» THE PROBLEM
Scan the material below and copy every line holding the word "sequence".
DATA TO USE START
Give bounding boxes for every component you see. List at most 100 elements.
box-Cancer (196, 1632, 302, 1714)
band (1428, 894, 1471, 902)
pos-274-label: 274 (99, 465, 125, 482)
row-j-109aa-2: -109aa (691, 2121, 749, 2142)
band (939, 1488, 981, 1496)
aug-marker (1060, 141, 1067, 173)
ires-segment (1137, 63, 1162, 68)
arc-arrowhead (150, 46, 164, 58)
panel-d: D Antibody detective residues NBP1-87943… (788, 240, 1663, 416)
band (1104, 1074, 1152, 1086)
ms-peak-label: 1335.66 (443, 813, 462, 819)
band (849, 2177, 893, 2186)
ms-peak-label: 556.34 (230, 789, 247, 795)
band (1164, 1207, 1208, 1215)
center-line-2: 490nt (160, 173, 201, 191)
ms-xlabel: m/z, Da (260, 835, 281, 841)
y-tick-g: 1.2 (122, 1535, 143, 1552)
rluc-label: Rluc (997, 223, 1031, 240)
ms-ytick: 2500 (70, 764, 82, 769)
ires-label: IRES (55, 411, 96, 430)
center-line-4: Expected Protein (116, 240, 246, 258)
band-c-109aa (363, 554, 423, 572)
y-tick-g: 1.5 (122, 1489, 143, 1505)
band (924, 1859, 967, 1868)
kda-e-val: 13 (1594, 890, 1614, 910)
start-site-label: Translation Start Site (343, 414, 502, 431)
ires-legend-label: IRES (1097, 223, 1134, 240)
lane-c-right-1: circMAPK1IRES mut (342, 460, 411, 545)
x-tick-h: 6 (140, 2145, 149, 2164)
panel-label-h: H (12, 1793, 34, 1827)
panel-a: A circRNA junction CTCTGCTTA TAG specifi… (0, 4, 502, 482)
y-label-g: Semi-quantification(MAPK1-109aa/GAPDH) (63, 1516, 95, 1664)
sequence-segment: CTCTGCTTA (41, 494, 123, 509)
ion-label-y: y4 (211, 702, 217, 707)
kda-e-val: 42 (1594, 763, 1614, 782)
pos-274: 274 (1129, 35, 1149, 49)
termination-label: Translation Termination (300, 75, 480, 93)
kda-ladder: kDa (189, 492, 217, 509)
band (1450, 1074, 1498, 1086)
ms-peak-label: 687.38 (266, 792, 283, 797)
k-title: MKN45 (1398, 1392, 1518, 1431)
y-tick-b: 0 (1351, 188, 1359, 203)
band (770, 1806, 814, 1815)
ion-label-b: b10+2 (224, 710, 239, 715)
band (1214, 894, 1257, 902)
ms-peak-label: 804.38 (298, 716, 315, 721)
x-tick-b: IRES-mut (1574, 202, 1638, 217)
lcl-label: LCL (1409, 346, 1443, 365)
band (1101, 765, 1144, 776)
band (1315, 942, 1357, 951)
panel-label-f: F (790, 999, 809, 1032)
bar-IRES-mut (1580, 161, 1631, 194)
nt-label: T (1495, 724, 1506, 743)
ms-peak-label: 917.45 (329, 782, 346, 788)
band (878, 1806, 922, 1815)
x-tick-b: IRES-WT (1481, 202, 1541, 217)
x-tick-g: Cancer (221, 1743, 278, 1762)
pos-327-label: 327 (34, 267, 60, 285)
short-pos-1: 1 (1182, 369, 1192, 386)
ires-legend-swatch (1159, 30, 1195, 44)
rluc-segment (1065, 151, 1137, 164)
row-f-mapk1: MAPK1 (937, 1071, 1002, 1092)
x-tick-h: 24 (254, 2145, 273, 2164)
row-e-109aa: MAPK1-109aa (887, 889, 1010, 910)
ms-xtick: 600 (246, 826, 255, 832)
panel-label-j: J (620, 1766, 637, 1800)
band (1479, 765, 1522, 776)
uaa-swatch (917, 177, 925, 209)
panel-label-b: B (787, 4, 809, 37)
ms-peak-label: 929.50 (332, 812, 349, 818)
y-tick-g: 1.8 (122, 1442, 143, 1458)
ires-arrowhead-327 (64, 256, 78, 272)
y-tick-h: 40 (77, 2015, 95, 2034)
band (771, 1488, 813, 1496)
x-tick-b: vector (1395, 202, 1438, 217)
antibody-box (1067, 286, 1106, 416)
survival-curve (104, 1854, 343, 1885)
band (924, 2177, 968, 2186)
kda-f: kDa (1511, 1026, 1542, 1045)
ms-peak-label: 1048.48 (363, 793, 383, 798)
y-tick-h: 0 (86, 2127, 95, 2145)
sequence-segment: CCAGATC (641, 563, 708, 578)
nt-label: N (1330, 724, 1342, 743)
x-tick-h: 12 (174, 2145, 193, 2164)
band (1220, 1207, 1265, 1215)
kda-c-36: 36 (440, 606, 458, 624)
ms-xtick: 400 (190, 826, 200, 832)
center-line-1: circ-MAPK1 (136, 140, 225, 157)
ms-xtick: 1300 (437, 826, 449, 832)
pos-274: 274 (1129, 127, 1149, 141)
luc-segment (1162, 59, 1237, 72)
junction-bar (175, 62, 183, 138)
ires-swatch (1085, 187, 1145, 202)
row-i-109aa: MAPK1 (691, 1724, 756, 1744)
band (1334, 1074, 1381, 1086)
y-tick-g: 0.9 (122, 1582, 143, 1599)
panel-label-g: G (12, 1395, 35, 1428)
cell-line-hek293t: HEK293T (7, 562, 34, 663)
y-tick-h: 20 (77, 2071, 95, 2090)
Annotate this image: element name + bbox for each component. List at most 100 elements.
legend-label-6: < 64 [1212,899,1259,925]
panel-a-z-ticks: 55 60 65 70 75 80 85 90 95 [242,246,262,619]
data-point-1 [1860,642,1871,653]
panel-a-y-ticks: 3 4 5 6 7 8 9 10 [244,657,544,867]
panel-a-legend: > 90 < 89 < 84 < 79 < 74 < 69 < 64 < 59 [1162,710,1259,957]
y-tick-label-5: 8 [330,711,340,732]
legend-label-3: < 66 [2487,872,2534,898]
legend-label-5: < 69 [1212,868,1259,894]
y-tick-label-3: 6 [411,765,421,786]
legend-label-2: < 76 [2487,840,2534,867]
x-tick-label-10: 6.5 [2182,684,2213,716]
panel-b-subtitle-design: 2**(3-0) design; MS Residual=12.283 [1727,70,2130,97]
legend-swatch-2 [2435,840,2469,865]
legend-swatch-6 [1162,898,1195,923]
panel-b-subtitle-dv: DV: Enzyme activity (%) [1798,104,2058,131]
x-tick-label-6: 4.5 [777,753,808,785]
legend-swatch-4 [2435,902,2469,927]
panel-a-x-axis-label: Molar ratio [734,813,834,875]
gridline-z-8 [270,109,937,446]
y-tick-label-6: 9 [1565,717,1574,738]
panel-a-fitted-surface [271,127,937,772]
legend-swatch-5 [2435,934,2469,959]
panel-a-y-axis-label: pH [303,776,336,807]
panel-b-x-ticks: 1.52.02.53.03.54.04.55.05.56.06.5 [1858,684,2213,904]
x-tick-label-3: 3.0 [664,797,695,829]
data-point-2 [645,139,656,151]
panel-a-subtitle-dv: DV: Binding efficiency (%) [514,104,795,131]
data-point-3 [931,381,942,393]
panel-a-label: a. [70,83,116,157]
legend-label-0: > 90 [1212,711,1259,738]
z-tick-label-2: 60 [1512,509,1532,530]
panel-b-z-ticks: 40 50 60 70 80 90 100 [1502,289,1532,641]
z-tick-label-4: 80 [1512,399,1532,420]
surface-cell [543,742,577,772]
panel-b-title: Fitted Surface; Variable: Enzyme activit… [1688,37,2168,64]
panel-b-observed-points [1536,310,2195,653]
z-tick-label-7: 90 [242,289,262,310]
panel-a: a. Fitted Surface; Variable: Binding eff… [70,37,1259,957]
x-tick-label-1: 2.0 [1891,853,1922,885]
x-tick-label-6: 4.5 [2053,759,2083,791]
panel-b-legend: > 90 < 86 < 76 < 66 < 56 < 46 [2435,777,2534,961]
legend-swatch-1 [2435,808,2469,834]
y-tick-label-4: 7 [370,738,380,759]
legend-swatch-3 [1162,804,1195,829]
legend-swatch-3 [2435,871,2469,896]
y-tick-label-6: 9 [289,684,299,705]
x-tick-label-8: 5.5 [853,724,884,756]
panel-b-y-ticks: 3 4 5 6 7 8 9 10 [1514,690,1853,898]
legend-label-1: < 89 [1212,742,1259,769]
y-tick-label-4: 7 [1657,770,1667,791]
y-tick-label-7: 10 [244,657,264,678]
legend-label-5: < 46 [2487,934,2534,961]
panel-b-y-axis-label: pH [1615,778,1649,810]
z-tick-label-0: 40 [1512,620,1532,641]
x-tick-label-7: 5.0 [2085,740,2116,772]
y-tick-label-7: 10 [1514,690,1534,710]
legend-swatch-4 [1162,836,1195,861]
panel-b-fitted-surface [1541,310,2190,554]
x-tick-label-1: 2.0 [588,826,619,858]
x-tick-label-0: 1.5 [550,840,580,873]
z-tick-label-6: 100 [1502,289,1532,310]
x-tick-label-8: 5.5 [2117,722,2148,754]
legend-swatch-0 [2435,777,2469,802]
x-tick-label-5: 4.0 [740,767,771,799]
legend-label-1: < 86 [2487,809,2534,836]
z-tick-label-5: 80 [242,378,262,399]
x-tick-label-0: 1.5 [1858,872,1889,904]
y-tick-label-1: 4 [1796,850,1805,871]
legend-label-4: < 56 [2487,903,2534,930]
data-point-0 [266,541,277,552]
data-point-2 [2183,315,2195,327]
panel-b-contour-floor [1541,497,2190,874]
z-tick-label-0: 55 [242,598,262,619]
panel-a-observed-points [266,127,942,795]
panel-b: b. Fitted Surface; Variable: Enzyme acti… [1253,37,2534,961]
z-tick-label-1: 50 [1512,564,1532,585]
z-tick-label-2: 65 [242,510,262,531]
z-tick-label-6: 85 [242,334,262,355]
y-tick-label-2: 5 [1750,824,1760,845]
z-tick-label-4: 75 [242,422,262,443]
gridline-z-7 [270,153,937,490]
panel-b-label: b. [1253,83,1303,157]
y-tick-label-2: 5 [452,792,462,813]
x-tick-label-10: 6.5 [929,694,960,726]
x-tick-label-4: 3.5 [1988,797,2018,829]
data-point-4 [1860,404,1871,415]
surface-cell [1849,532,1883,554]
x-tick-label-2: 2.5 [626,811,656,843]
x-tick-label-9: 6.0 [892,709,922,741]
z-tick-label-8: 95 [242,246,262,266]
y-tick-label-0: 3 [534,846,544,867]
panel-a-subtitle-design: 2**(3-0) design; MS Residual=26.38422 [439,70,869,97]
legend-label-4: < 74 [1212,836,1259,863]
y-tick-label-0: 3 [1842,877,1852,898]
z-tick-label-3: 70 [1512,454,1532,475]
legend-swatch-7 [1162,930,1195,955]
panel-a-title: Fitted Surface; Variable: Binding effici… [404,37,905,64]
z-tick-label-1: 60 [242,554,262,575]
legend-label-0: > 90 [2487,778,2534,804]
DATA TO USE END
» TASK RESPONSE
sequence-segment: CTCTGCTTA (41, 494, 123, 509)
sequence-segment: CCAGATC (641, 563, 708, 578)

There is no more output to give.